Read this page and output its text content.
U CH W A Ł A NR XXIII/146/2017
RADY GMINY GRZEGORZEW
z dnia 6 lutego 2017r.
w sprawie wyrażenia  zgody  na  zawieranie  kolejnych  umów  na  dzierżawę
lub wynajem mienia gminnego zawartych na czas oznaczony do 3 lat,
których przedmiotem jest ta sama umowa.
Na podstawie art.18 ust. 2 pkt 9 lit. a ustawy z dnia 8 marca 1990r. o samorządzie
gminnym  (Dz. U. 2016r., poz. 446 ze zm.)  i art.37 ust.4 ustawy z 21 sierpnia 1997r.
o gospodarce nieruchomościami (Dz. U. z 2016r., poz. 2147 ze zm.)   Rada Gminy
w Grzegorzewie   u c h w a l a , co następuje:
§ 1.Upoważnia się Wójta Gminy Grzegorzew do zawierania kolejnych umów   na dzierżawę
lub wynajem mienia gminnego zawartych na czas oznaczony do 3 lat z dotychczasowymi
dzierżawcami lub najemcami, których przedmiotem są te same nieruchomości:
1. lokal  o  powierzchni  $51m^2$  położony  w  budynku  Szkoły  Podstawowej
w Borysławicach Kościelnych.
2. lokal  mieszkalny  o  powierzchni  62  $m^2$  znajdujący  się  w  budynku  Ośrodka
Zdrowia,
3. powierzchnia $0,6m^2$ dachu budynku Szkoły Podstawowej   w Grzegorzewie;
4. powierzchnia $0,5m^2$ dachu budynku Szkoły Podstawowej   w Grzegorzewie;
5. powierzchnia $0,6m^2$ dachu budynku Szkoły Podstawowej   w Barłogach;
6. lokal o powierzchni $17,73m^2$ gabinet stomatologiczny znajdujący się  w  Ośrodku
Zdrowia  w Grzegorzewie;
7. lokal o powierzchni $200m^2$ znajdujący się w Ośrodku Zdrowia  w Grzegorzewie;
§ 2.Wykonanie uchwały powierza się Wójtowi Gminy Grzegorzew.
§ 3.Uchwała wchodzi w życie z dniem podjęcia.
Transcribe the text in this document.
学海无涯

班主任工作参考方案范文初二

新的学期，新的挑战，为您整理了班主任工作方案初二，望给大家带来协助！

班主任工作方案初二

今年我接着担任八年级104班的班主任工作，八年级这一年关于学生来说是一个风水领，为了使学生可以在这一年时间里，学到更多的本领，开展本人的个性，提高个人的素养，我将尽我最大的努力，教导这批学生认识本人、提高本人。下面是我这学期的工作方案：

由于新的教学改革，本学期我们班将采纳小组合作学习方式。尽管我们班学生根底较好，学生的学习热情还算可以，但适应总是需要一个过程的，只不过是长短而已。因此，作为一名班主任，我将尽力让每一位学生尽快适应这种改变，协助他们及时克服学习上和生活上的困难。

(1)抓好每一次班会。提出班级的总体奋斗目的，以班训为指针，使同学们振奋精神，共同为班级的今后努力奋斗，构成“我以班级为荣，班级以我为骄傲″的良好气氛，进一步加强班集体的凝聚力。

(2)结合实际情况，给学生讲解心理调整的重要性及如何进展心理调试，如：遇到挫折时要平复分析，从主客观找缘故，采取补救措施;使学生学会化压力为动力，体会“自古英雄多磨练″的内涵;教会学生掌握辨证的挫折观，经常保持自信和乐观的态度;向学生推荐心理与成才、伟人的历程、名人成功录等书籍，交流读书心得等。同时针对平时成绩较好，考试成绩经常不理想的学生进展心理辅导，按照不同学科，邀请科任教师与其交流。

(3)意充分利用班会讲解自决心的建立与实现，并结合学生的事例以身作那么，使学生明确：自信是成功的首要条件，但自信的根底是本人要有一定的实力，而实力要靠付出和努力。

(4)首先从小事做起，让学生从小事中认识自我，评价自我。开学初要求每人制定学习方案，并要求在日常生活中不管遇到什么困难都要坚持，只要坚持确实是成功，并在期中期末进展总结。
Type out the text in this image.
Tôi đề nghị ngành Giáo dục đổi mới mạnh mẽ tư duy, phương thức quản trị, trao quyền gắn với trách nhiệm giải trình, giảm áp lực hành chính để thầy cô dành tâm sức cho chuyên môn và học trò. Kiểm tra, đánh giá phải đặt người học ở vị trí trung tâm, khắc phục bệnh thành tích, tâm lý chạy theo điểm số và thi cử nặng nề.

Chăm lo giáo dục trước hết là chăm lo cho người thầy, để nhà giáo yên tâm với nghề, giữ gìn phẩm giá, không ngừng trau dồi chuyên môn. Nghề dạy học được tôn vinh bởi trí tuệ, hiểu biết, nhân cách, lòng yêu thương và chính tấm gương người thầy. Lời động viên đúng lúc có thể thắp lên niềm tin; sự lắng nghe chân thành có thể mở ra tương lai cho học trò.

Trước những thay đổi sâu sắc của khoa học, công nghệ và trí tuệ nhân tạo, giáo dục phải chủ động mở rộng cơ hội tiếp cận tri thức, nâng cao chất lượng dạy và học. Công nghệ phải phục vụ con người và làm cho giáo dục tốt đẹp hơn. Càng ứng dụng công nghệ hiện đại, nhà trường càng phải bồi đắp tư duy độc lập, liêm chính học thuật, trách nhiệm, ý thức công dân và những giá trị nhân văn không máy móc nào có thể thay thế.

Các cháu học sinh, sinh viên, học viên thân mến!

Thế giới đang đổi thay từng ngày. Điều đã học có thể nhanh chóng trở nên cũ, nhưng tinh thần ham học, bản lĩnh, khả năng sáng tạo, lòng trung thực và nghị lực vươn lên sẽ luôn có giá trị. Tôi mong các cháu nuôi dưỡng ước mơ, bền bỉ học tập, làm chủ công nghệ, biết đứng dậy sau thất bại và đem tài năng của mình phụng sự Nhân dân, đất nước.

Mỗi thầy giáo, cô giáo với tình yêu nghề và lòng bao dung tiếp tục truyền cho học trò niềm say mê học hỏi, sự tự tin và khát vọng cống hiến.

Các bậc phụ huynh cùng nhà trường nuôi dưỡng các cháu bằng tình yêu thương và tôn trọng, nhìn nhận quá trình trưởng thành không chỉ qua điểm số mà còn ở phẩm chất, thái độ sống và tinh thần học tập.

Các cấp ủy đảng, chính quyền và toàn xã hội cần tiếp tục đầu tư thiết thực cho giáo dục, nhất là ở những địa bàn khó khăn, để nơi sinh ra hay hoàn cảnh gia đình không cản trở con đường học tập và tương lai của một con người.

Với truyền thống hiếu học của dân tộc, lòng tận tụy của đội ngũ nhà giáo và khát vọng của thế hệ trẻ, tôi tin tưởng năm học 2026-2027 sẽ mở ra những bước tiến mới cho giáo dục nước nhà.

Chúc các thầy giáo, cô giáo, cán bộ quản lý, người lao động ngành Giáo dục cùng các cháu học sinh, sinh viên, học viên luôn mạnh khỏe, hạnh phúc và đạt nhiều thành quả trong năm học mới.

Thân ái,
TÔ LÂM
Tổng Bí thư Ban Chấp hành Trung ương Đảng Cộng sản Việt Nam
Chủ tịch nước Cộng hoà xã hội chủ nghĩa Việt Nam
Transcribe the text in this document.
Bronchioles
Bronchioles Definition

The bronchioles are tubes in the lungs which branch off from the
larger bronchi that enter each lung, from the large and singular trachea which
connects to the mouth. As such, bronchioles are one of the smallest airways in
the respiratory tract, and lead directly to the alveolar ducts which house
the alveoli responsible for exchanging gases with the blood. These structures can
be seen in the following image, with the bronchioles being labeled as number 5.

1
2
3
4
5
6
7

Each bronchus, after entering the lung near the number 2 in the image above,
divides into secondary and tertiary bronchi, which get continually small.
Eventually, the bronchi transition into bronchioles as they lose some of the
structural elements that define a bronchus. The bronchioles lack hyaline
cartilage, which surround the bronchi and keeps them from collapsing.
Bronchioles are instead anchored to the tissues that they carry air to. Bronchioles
- - - -
#### Work to complete:
Copy every line of the material, please, keeping it exactly the same.

#### Reply to the exercise:
Read this page and output its text content.
U CH W A Ł A NR XXIII/146/2017
RADY GMINY GRZEGORZEW
z dnia 6 lutego 2017r.
w sprawie wyrażenia  zgody  na  zawieranie  kolejnych  umów  na  dzierżawę
lub wynajem mienia gminnego zawartych na czas oznaczony do 3 lat,
których przedmiotem jest ta sama umowa.
Na podstawie art.18 ust. 2 pkt 9 lit. a ustawy z dnia 8 marca 1990r. o samorządzie
gminnym  (Dz. U. 2016r., poz. 446 ze zm.)  i art.37 ust.4 ustawy z 21 sierpnia 1997r.
o gospodarce nieruchomościami (Dz. U. z 2016r., poz. 2147 ze zm.)   Rada Gminy
w Grzegorzewie   u c h w a l a , co następuje:
§ 1.Upoważnia się Wójta Gminy Grzegorzew do zawierania kolejnych umów   na dzierżawę
lub wynajem mienia gminnego zawartych na czas oznaczony do 3 lat z dotychczasowymi
dzierżawcami lub najemcami, których przedmiotem są te same nieruchomości:
1. lokal  o  powierzchni  $51m^2$  położony  w  budynku  Szkoły  Podstawowej
w Borysławicach Kościelnych.
2. lokal  mieszkalny  o  powierzchni  62  $m^2$  znajdujący  się  w  budynku  Ośrodka
Zdrowia,
3. powierzchnia $0,6m^2$ dachu budynku Szkoły Podstawowej   w Grzegorzewie;
4. powierzchnia $0,5m^2$ dachu budynku Szkoły Podstawowej   w Grzegorzewie;
5. powierzchnia $0,6m^2$ dachu budynku Szkoły Podstawowej   w Barłogach;
6. lokal o powierzchni $17,73m^2$ gabinet stomatologiczny znajdujący się  w  Ośrodku
Zdrowia  w Grzegorzewie;
7. lokal o powierzchni $200m^2$ znajdujący się w Ośrodku Zdrowia  w Grzegorzewie;
§ 2.Wykonanie uchwały powierza się Wójtowi Gminy Grzegorzew.
§ 3.Uchwała wchodzi w życie z dniem podjęcia.
Transcribe the text in this document.
学海无涯

班主任工作参考方案范文初二

新的学期，新的挑战，为您整理了班主任工作方案初二，望给大家带来协助！

班主任工作方案初二

今年我接着担任八年级104班的班主任工作，八年级这一年关于学生来说是一个风水领，为了使学生可以在这一年时间里，学到更多的本领，开展本人的个性，提高个人的素养，我将尽我最大的努力，教导这批学生认识本人、提高本人。下面是我这学期的工作方案：

由于新的教学改革，本学期我们班将采纳小组合作学习方式。尽管我们班学生根底较好，学生的学习热情还算可以，但适应总是需要一个过程的，只不过是长短而已。因此，作为一名班主任，我将尽力让每一位学生尽快适应这种改变，协助他们及时克服学习上和生活上的困难。

(1)抓好每一次班会。提出班级的总体奋斗目的，以班训为指针，使同学们振奋精神，共同为班级的今后努力奋斗，构成“我以班级为荣，班级以我为骄傲″的良好气氛，进一步加强班集体的凝聚力。

(2)结合实际情况，给学生讲解心理调整的重要性及如何进展心理调试，如：遇到挫折时要平复分析，从主客观找缘故，采取补救措施;使学生学会化压力为动力，体会“自古英雄多磨练″的内涵;教会学生掌握辨证的挫折观，经常保持自信和乐观的态度;向学生推荐心理与成才、伟人的历程、名人成功录等书籍，交流读书心得等。同时针对平时成绩较好，考试成绩经常不理想的学生进展心理辅导，按照不同学科，邀请科任教师与其交流。

(3)意充分利用班会讲解自决心的建立与实现，并结合学生的事例以身作那么，使学生明确：自信是成功的首要条件，但自信的根底是本人要有一定的实力，而实力要靠付出和努力。

(4)首先从小事做起，让学生从小事中认识自我，评价自我。开学初要求每人制定学习方案，并要求在日常生活中不管遇到什么困难都要坚持，只要坚持确实是成功，并在期中期末进展总结。
Type out the text in this image.
Tôi đề nghị ngành Giáo dục đổi mới mạnh mẽ tư duy, phương thức quản trị, trao quyền gắn với trách nhiệm giải trình, giảm áp lực hành chính để thầy cô dành tâm sức cho chuyên môn và học trò. Kiểm tra, đánh giá phải đặt người học ở vị trí trung tâm, khắc phục bệnh thành tích, tâm lý chạy theo điểm số và thi cử nặng nề.

Chăm lo giáo dục trước hết là chăm lo cho người thầy, để nhà giáo yên tâm với nghề, giữ gìn phẩm giá, không ngừng trau dồi chuyên môn. Nghề dạy học được tôn vinh bởi trí tuệ, hiểu biết, nhân cách, lòng yêu thương và chính tấm gương người thầy. Lời động viên đúng lúc có thể thắp lên niềm tin; sự lắng nghe chân thành có thể mở ra tương lai cho học trò.

Trước những thay đổi sâu sắc của khoa học, công nghệ và trí tuệ nhân tạo, giáo dục phải chủ động mở rộng cơ hội tiếp cận tri thức, nâng cao chất lượng dạy và học. Công nghệ phải phục vụ con người và làm cho giáo dục tốt đẹp hơn. Càng ứng dụng công nghệ hiện đại, nhà trường càng phải bồi đắp tư duy độc lập, liêm chính học thuật, trách nhiệm, ý thức công dân và những giá trị nhân văn không máy móc nào có thể thay thế.

Các cháu học sinh, sinh viên, học viên thân mến!

Thế giới đang đổi thay từng ngày. Điều đã học có thể nhanh chóng trở nên cũ, nhưng tinh thần ham học, bản lĩnh, khả năng sáng tạo, lòng trung thực và nghị lực vươn lên sẽ luôn có giá trị. Tôi mong các cháu nuôi dưỡng ước mơ, bền bỉ học tập, làm chủ công nghệ, biết đứng dậy sau thất bại và đem tài năng của mình phụng sự Nhân dân, đất nước.

Mỗi thầy giáo, cô giáo với tình yêu nghề và lòng bao dung tiếp tục truyền cho học trò niềm say mê học hỏi, sự tự tin và khát vọng cống hiến.

Các bậc phụ huynh cùng nhà trường nuôi dưỡng các cháu bằng tình yêu thương và tôn trọng, nhìn nhận quá trình trưởng thành không chỉ qua điểm số mà còn ở phẩm chất, thái độ sống và tinh thần học tập.

Các cấp ủy đảng, chính quyền và toàn xã hội cần tiếp tục đầu tư thiết thực cho giáo dục, nhất là ở những địa bàn khó khăn, để nơi sinh ra hay hoàn cảnh gia đình không cản trở con đường học tập và tương lai của một con người.

Với truyền thống hiếu học của dân tộc, lòng tận tụy của đội ngũ nhà giáo và khát vọng của thế hệ trẻ, tôi tin tưởng năm học 2026-2027 sẽ mở ra những bước tiến mới cho giáo dục nước nhà.

Chúc các thầy giáo, cô giáo, cán bộ quản lý, người lao động ngành Giáo dục cùng các cháu học sinh, sinh viên, học viên luôn mạnh khỏe, hạnh phúc và đạt nhiều thành quả trong năm học mới.

Thân ái,
TÔ LÂM
Tổng Bí thư Ban Chấp hành Trung ương Đảng Cộng sản Việt Nam
Chủ tịch nước Cộng hoà xã hội chủ nghĩa Việt Nam
Transcribe the text in this document.
Bronchioles
Bronchioles Definition

The bronchioles are tubes in the lungs which branch off from the
larger bronchi that enter each lung, from the large and singular trachea which
connects to the mouth. As such, bronchioles are one of the smallest airways in
the respiratory tract, and lead directly to the alveolar ducts which house
the alveoli responsible for exchanging gases with the blood. These structures can
be seen in the following image, with the bronchioles being labeled as number 5.

1
2
3
4
5
6
7

Each bronchus, after entering the lung near the number 2 in the image above,
divides into secondary and tertiary bronchi, which get continually small.
Eventually, the bronchi transition into bronchioles as they lose some of the
structural elements that define a bronchus. The bronchioles lack hyaline
cartilage, which surround the bronchi and keeps them from collapsing.
Bronchioles are instead anchored to the tissues that they carry air to. Bronchioles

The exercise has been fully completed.